RECORDS TO USE >>
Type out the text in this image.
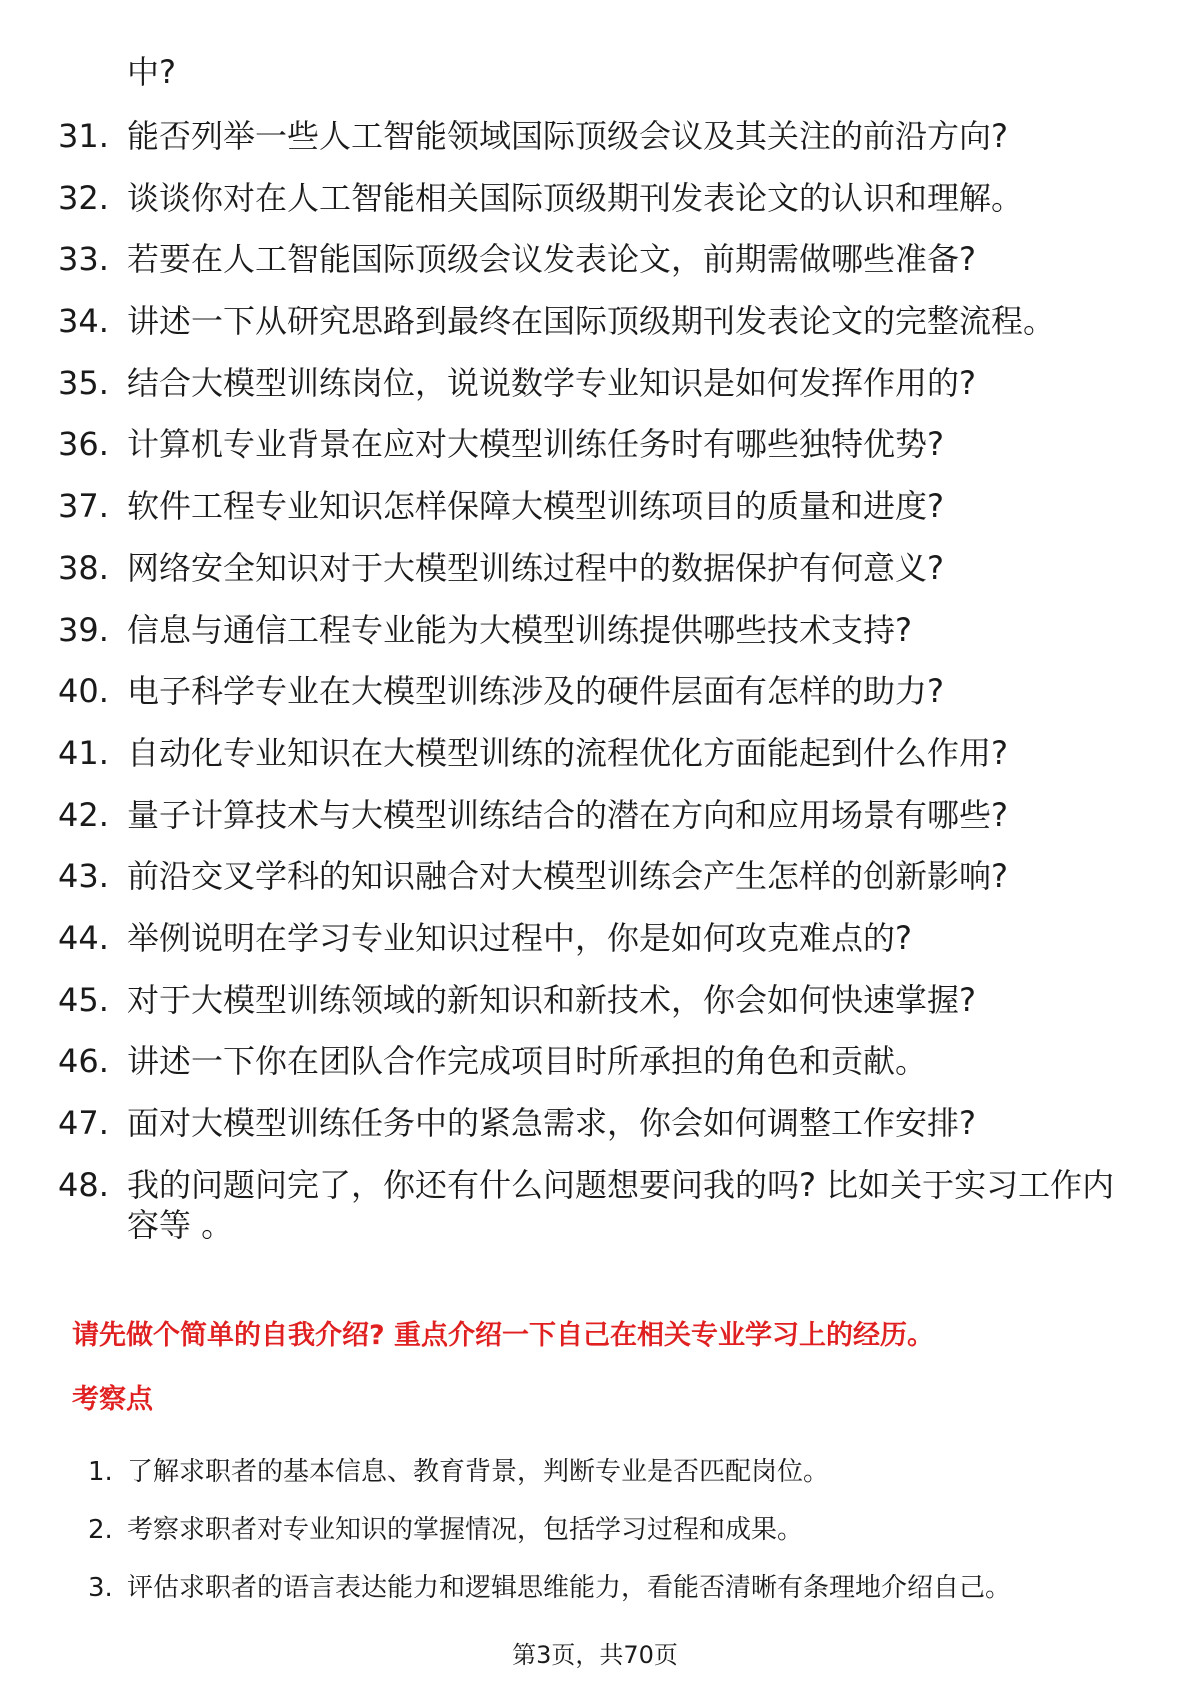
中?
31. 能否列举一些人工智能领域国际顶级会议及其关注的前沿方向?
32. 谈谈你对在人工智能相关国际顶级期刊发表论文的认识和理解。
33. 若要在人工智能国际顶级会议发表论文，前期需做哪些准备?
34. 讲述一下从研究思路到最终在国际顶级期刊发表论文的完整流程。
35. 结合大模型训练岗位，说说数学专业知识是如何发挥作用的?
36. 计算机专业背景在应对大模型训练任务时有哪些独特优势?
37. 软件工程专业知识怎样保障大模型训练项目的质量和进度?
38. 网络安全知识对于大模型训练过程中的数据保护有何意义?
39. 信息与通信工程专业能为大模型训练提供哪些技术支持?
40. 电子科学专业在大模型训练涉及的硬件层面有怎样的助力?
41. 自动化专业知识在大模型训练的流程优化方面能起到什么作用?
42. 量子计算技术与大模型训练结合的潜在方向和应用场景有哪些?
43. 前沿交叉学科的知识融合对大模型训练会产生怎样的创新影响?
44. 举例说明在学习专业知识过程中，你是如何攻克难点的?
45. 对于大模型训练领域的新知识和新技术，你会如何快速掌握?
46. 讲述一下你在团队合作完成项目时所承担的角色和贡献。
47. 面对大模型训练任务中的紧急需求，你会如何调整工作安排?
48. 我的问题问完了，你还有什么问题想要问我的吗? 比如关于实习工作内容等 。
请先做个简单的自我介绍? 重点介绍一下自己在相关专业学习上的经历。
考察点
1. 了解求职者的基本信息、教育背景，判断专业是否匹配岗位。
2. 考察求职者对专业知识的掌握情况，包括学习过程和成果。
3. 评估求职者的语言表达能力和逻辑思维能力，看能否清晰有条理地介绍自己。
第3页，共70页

SHORT EXERCISE >>
Restate each of the entries above word for word and skip every image.

SOLUTION TO THIS PROBLEM >>
Type out the text in this image.
中?
31. 能否列举一些人工智能领域国际顶级会议及其关注的前沿方向?
32. 谈谈你对在人工智能相关国际顶级期刊发表论文的认识和理解。
33. 若要在人工智能国际顶级会议发表论文，前期需做哪些准备?
34. 讲述一下从研究思路到最终在国际顶级期刊发表论文的完整流程。
35. 结合大模型训练岗位，说说数学专业知识是如何发挥作用的?
36. 计算机专业背景在应对大模型训练任务时有哪些独特优势?
37. 软件工程专业知识怎样保障大模型训练项目的质量和进度?
38. 网络安全知识对于大模型训练过程中的数据保护有何意义?
39. 信息与通信工程专业能为大模型训练提供哪些技术支持?
40. 电子科学专业在大模型训练涉及的硬件层面有怎样的助力?
41. 自动化专业知识在大模型训练的流程优化方面能起到什么作用?
42. 量子计算技术与大模型训练结合的潜在方向和应用场景有哪些?
43. 前沿交叉学科的知识融合对大模型训练会产生怎样的创新影响?
44. 举例说明在学习专业知识过程中，你是如何攻克难点的?
45. 对于大模型训练领域的新知识和新技术，你会如何快速掌握?
46. 讲述一下你在团队合作完成项目时所承担的角色和贡献。
47. 面对大模型训练任务中的紧急需求，你会如何调整工作安排?
48. 我的问题问完了，你还有什么问题想要问我的吗? 比如关于实习工作内容等 。
请先做个简单的自我介绍? 重点介绍一下自己在相关专业学习上的经历。
考察点
1. 了解求职者的基本信息、教育背景，判断专业是否匹配岗位。
2. 考察求职者对专业知识的掌握情况，包括学习过程和成果。
3. 评估求职者的语言表达能力和逻辑思维能力，看能否清晰有条理地介绍自己。
第3页，共70页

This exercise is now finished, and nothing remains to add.